[Items listed in a dataset]
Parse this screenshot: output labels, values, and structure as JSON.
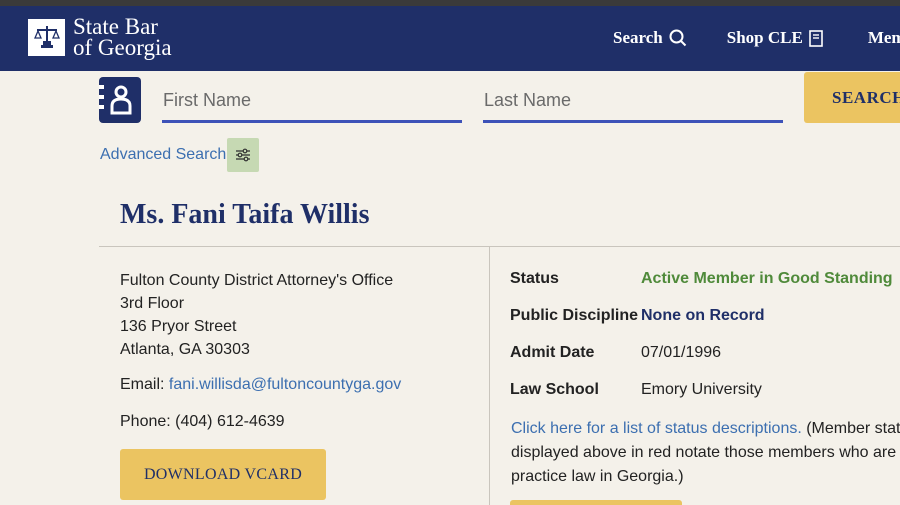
{
  "header": {
    "logo_line1": "State Bar",
    "logo_line2": "of Georgia",
    "nav": {
      "search_label": "Search",
      "shop_label": "Shop CLE",
      "member_label": "Memb"
    }
  },
  "search_form": {
    "first_name_placeholder": "First Name",
    "last_name_placeholder": "Last Name",
    "first_name_value": "",
    "last_name_value": "",
    "search_button_label": "SEARCH",
    "advanced_search_label": "Advanced Search"
  },
  "member": {
    "name": "Ms. Fani Taifa Willis",
    "address": [
      "Fulton County District Attorney's Office",
      "3rd Floor",
      "136 Pryor Street",
      "Atlanta, GA 30303"
    ],
    "email_label": "Email:",
    "email": "fani.willisda@fultoncountyga.gov",
    "phone": "Phone: (404) 612-4639",
    "vcard_button_label": "DOWNLOAD VCARD",
    "details": {
      "status_label": "Status",
      "status_value": "Active Member in Good Standing",
      "discipline_label": "Public Discipline",
      "discipline_value": "None on Record",
      "admit_label": "Admit Date",
      "admit_value": "07/01/1996",
      "school_label": "Law School",
      "school_value": "Emory University"
    },
    "status_note_link": "Click here for a list of status descriptions.",
    "status_note_line1": " (Member statu",
    "status_note_line2": "displayed above in red notate those members who are n",
    "status_note_line3": "practice law in Georgia.)"
  },
  "colors": {
    "header_bg": "#1f2f68",
    "accent_gold": "#ebc461",
    "link_blue": "#3c6fb0",
    "status_green": "#4f8a3a",
    "page_bg": "#f4f1ea"
  },
  "icons": {
    "logo": "scales-of-justice-icon",
    "search": "magnifier-icon",
    "shop": "book-icon",
    "contact": "contact-book-icon",
    "advanced": "sliders-icon",
    "help": "question-circle-icon"
  }
}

*Task statement*: Every line is to be duplicated exactly, though pictures stay out.

*Problem solution*:
Parse this screenshot: output labels, values, and structure as JSON.
{
  "header": {
    "logo_line1": "State Bar",
    "logo_line2": "of Georgia",
    "nav": {
      "search_label": "Search",
      "shop_label": "Shop CLE",
      "member_label": "Memb"
    }
  },
  "search_form": {
    "first_name_placeholder": "First Name",
    "last_name_placeholder": "Last Name",
    "first_name_value": "",
    "last_name_value": "",
    "search_button_label": "SEARCH",
    "advanced_search_label": "Advanced Search"
  },
  "member": {
    "name": "Ms. Fani Taifa Willis",
    "address": [
      "Fulton County District Attorney's Office",
      "3rd Floor",
      "136 Pryor Street",
      "Atlanta, GA 30303"
    ],
    "email_label": "Email:",
    "email": "fani.willisda@fultoncountyga.gov",
    "phone": "Phone: (404) 612-4639",
    "vcard_button_label": "DOWNLOAD VCARD",
    "details": {
      "status_label": "Status",
      "status_value": "Active Member in Good Standing",
      "discipline_label": "Public Discipline",
      "discipline_value": "None on Record",
      "admit_label": "Admit Date",
      "admit_value": "07/01/1996",
      "school_label": "Law School",
      "school_value": "Emory University"
    },
    "status_note_link": "Click here for a list of status descriptions.",
    "status_note_line1": " (Member statu",
    "status_note_line2": "displayed above in red notate those members who are n",
    "status_note_line3": "practice law in Georgia.)"
  },
  "colors": {
    "header_bg": "#1f2f68",
    "accent_gold": "#ebc461",
    "link_blue": "#3c6fb0",
    "status_green": "#4f8a3a",
    "page_bg": "#f4f1ea"
  },
  "icons": {
    "logo": "scales-of-justice-icon",
    "search": "magnifier-icon",
    "shop": "book-icon",
    "contact": "contact-book-icon",
    "advanced": "sliders-icon",
    "help": "question-circle-icon"
  }
}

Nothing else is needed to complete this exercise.